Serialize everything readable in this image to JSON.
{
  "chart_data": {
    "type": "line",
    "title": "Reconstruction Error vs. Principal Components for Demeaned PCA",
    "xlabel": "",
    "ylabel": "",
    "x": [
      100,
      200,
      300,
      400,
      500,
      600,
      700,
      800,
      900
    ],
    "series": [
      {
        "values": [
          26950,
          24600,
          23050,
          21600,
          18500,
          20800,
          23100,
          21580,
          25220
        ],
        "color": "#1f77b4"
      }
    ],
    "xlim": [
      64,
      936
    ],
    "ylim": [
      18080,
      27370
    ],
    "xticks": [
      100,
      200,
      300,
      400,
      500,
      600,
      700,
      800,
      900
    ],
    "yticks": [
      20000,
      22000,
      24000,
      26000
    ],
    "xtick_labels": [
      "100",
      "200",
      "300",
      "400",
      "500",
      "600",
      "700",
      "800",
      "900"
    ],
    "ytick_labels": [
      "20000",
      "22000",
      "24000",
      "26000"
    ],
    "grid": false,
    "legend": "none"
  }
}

-=-=-=-=-

● **YOUR OBJECTIVE**
Return the listing above in full, character for character.

● **EXERCISE RESULT**
Serialize everything readable in this image to JSON.
{
  "chart_data": {
    "type": "line",
    "title": "Reconstruction Error vs. Principal Components for Demeaned PCA",
    "xlabel": "",
    "ylabel": "",
    "x": [
      100,
      200,
      300,
      400,
      500,
      600,
      700,
      800,
      900
    ],
    "series": [
      {
        "values": [
          26950,
          24600,
          23050,
          21600,
          18500,
          20800,
          23100,
          21580,
          25220
        ],
        "color": "#1f77b4"
      }
    ],
    "xlim": [
      64,
      936
    ],
    "ylim": [
      18080,
      27370
    ],
    "xticks": [
      100,
      200,
      300,
      400,
      500,
      600,
      700,
      800,
      900
    ],
    "yticks": [
      20000,
      22000,
      24000,
      26000
    ],
    "xtick_labels": [
      "100",
      "200",
      "300",
      "400",
      "500",
      "600",
      "700",
      "800",
      "900"
    ],
    "ytick_labels": [
      "20000",
      "22000",
      "24000",
      "26000"
    ],
    "grid": false,
    "legend": "none"
  }
}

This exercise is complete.